What is asked:
Copy out every record precisely.

= = =

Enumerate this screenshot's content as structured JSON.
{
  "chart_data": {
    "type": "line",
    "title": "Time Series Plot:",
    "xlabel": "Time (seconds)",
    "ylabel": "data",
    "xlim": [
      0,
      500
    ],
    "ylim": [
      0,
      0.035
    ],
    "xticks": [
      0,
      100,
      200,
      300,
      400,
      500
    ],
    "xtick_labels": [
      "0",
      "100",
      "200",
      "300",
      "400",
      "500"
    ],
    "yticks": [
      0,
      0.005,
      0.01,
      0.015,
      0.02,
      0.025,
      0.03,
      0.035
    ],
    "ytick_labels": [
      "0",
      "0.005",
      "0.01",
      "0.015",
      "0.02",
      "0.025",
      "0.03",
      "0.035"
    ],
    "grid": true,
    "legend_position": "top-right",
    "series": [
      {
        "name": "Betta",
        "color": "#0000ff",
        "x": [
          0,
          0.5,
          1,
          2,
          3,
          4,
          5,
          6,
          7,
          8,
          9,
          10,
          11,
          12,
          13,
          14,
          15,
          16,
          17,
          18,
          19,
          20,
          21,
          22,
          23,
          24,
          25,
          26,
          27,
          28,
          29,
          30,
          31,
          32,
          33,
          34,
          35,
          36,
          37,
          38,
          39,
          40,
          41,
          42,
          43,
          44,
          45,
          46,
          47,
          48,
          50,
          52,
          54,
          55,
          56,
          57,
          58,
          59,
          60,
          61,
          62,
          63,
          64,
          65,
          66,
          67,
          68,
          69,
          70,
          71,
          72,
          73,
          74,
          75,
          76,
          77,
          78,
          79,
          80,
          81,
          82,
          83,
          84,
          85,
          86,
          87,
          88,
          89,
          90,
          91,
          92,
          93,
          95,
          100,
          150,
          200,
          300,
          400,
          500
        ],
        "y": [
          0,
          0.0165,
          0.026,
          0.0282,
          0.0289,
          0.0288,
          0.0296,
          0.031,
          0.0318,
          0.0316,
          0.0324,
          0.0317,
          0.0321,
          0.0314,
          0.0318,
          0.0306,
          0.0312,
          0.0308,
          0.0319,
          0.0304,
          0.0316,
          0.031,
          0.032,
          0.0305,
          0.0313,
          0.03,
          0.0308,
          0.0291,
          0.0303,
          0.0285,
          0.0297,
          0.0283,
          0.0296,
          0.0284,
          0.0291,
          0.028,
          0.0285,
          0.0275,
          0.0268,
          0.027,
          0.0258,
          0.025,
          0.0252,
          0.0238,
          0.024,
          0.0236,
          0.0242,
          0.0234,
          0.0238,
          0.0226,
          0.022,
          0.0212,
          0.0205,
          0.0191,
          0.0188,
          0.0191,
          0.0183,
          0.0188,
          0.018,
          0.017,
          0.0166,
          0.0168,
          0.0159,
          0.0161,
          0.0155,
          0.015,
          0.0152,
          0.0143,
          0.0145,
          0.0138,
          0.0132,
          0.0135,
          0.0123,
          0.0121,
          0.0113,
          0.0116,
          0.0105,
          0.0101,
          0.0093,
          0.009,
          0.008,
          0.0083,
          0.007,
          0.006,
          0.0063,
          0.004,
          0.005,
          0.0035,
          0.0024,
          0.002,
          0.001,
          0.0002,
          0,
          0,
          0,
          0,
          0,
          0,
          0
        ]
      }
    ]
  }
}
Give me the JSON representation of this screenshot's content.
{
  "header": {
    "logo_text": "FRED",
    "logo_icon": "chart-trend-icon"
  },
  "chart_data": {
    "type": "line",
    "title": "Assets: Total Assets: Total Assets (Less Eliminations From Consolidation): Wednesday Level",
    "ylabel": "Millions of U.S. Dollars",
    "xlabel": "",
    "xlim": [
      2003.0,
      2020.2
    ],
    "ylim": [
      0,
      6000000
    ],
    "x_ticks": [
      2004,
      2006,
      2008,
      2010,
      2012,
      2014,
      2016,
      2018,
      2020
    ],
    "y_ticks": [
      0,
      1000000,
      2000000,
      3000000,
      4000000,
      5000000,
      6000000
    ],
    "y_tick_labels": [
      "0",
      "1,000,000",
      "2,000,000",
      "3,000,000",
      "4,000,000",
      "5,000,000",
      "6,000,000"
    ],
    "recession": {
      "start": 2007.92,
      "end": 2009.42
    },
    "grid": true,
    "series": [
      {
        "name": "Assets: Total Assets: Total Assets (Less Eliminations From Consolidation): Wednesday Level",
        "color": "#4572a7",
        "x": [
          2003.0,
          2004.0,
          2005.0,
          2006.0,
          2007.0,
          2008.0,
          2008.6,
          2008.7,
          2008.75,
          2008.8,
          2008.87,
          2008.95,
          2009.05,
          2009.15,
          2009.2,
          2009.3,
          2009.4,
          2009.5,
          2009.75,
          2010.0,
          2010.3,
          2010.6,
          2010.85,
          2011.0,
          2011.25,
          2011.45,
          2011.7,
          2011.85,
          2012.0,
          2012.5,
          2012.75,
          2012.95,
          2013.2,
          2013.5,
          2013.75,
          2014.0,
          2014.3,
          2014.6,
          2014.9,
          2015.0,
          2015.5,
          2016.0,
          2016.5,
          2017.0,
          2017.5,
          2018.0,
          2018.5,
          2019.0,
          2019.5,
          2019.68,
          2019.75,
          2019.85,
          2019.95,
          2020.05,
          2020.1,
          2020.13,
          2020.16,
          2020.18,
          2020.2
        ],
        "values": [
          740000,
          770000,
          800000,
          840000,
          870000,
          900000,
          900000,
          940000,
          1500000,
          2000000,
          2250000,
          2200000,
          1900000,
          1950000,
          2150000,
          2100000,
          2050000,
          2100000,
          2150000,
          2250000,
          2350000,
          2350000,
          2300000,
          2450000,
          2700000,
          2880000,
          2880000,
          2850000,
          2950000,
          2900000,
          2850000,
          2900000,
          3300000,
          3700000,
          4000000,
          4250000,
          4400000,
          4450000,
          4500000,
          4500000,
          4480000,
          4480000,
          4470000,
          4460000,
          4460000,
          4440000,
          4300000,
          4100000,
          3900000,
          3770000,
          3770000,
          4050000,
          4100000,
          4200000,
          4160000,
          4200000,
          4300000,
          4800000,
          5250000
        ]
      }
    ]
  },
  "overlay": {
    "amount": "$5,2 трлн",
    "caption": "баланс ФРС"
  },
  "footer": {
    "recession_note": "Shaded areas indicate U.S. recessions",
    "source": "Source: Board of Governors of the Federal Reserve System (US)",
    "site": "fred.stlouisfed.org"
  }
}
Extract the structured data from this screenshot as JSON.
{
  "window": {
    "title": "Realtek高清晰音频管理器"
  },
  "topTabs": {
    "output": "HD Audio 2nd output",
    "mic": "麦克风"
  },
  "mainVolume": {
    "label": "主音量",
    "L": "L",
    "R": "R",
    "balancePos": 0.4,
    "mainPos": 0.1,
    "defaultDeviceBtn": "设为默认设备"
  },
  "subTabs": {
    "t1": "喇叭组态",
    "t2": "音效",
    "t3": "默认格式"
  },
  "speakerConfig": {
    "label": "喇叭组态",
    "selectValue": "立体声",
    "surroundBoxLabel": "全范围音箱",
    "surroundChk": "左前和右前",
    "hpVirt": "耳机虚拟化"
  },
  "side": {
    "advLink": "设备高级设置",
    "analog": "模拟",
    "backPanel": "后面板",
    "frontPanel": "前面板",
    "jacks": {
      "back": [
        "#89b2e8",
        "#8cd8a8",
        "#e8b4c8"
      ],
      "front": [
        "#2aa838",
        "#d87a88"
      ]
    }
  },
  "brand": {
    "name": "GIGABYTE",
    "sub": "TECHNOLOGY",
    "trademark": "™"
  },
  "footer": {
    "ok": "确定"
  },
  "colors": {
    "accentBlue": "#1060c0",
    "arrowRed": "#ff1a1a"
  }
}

= = =

Answer below:
Enumerate this screenshot's content as structured JSON.
{
  "chart_data": {
    "type": "line",
    "title": "Time Series Plot:",
    "xlabel": "Time (seconds)",
    "ylabel": "data",
    "xlim": [
      0,
      500
    ],
    "ylim": [
      0,
      0.035
    ],
    "xticks": [
      0,
      100,
      200,
      300,
      400,
      500
    ],
    "xtick_labels": [
      "0",
      "100",
      "200",
      "300",
      "400",
      "500"
    ],
    "yticks": [
      0,
      0.005,
      0.01,
      0.015,
      0.02,
      0.025,
      0.03,
      0.035
    ],
    "ytick_labels": [
      "0",
      "0.005",
      "0.01",
      "0.015",
      "0.02",
      "0.025",
      "0.03",
      "0.035"
    ],
    "grid": true,
    "legend_position": "top-right",
    "series": [
      {
        "name": "Betta",
        "color": "#0000ff",
        "x": [
          0,
          0.5,
          1,
          2,
          3,
          4,
          5,
          6,
          7,
          8,
          9,
          10,
          11,
          12,
          13,
          14,
          15,
          16,
          17,
          18,
          19,
          20,
          21,
          22,
          23,
          24,
          25,
          26,
          27,
          28,
          29,
          30,
          31,
          32,
          33,
          34,
          35,
          36,
          37,
          38,
          39,
          40,
          41,
          42,
          43,
          44,
          45,
          46,
          47,
          48,
          50,
          52,
          54,
          55,
          56,
          57,
          58,
          59,
          60,
          61,
          62,
          63,
          64,
          65,
          66,
          67,
          68,
          69,
          70,
          71,
          72,
          73,
          74,
          75,
          76,
          77,
          78,
          79,
          80,
          81,
          82,
          83,
          84,
          85,
          86,
          87,
          88,
          89,
          90,
          91,
          92,
          93,
          95,
          100,
          150,
          200,
          300,
          400,
          500
        ],
        "y": [
          0,
          0.0165,
          0.026,
          0.0282,
          0.0289,
          0.0288,
          0.0296,
          0.031,
          0.0318,
          0.0316,
          0.0324,
          0.0317,
          0.0321,
          0.0314,
          0.0318,
          0.0306,
          0.0312,
          0.0308,
          0.0319,
          0.0304,
          0.0316,
          0.031,
          0.032,
          0.0305,
          0.0313,
          0.03,
          0.0308,
          0.0291,
          0.0303,
          0.0285,
          0.0297,
          0.0283,
          0.0296,
          0.0284,
          0.0291,
          0.028,
          0.0285,
          0.0275,
          0.0268,
          0.027,
          0.0258,
          0.025,
          0.0252,
          0.0238,
          0.024,
          0.0236,
          0.0242,
          0.0234,
          0.0238,
          0.0226,
          0.022,
          0.0212,
          0.0205,
          0.0191,
          0.0188,
          0.0191,
          0.0183,
          0.0188,
          0.018,
          0.017,
          0.0166,
          0.0168,
          0.0159,
          0.0161,
          0.0155,
          0.015,
          0.0152,
          0.0143,
          0.0145,
          0.0138,
          0.0132,
          0.0135,
          0.0123,
          0.0121,
          0.0113,
          0.0116,
          0.0105,
          0.0101,
          0.0093,
          0.009,
          0.008,
          0.0083,
          0.007,
          0.006,
          0.0063,
          0.004,
          0.005,
          0.0035,
          0.0024,
          0.002,
          0.001,
          0.0002,
          0,
          0,
          0,
          0,
          0,
          0,
          0
        ]
      }
    ]
  }
}
Give me the JSON representation of this screenshot's content.
{
  "header": {
    "logo_text": "FRED",
    "logo_icon": "chart-trend-icon"
  },
  "chart_data": {
    "type": "line",
    "title": "Assets: Total Assets: Total Assets (Less Eliminations From Consolidation): Wednesday Level",
    "ylabel": "Millions of U.S. Dollars",
    "xlabel": "",
    "xlim": [
      2003.0,
      2020.2
    ],
    "ylim": [
      0,
      6000000
    ],
    "x_ticks": [
      2004,
      2006,
      2008,
      2010,
      2012,
      2014,
      2016,
      2018,
      2020
    ],
    "y_ticks": [
      0,
      1000000,
      2000000,
      3000000,
      4000000,
      5000000,
      6000000
    ],
    "y_tick_labels": [
      "0",
      "1,000,000",
      "2,000,000",
      "3,000,000",
      "4,000,000",
      "5,000,000",
      "6,000,000"
    ],
    "recession": {
      "start": 2007.92,
      "end": 2009.42
    },
    "grid": true,
    "series": [
      {
        "name": "Assets: Total Assets: Total Assets (Less Eliminations From Consolidation): Wednesday Level",
        "color": "#4572a7",
        "x": [
          2003.0,
          2004.0,
          2005.0,
          2006.0,
          2007.0,
          2008.0,
          2008.6,
          2008.7,
          2008.75,
          2008.8,
          2008.87,
          2008.95,
          2009.05,
          2009.15,
          2009.2,
          2009.3,
          2009.4,
          2009.5,
          2009.75,
          2010.0,
          2010.3,
          2010.6,
          2010.85,
          2011.0,
          2011.25,
          2011.45,
          2011.7,
          2011.85,
          2012.0,
          2012.5,
          2012.75,
          2012.95,
          2013.2,
          2013.5,
          2013.75,
          2014.0,
          2014.3,
          2014.6,
          2014.9,
          2015.0,
          2015.5,
          2016.0,
          2016.5,
          2017.0,
          2017.5,
          2018.0,
          2018.5,
          2019.0,
          2019.5,
          2019.68,
          2019.75,
          2019.85,
          2019.95,
          2020.05,
          2020.1,
          2020.13,
          2020.16,
          2020.18,
          2020.2
        ],
        "values": [
          740000,
          770000,
          800000,
          840000,
          870000,
          900000,
          900000,
          940000,
          1500000,
          2000000,
          2250000,
          2200000,
          1900000,
          1950000,
          2150000,
          2100000,
          2050000,
          2100000,
          2150000,
          2250000,
          2350000,
          2350000,
          2300000,
          2450000,
          2700000,
          2880000,
          2880000,
          2850000,
          2950000,
          2900000,
          2850000,
          2900000,
          3300000,
          3700000,
          4000000,
          4250000,
          4400000,
          4450000,
          4500000,
          4500000,
          4480000,
          4480000,
          4470000,
          4460000,
          4460000,
          4440000,
          4300000,
          4100000,
          3900000,
          3770000,
          3770000,
          4050000,
          4100000,
          4200000,
          4160000,
          4200000,
          4300000,
          4800000,
          5250000
        ]
      }
    ]
  },
  "overlay": {
    "amount": "$5,2 трлн",
    "caption": "баланс ФРС"
  },
  "footer": {
    "recession_note": "Shaded areas indicate U.S. recessions",
    "source": "Source: Board of Governors of the Federal Reserve System (US)",
    "site": "fred.stlouisfed.org"
  }
}
Extract the structured data from this screenshot as JSON.
{
  "window": {
    "title": "Realtek高清晰音频管理器"
  },
  "topTabs": {
    "output": "HD Audio 2nd output",
    "mic": "麦克风"
  },
  "mainVolume": {
    "label": "主音量",
    "L": "L",
    "R": "R",
    "balancePos": 0.4,
    "mainPos": 0.1,
    "defaultDeviceBtn": "设为默认设备"
  },
  "subTabs": {
    "t1": "喇叭组态",
    "t2": "音效",
    "t3": "默认格式"
  },
  "speakerConfig": {
    "label": "喇叭组态",
    "selectValue": "立体声",
    "surroundBoxLabel": "全范围音箱",
    "surroundChk": "左前和右前",
    "hpVirt": "耳机虚拟化"
  },
  "side": {
    "advLink": "设备高级设置",
    "analog": "模拟",
    "backPanel": "后面板",
    "frontPanel": "前面板",
    "jacks": {
      "back": [
        "#89b2e8",
        "#8cd8a8",
        "#e8b4c8"
      ],
      "front": [
        "#2aa838",
        "#d87a88"
      ]
    }
  },
  "brand": {
    "name": "GIGABYTE",
    "sub": "TECHNOLOGY",
    "trademark": "™"
  },
  "footer": {
    "ok": "确定"
  },
  "colors": {
    "accentBlue": "#1060c0",
    "arrowRed": "#ff1a1a"
  }
}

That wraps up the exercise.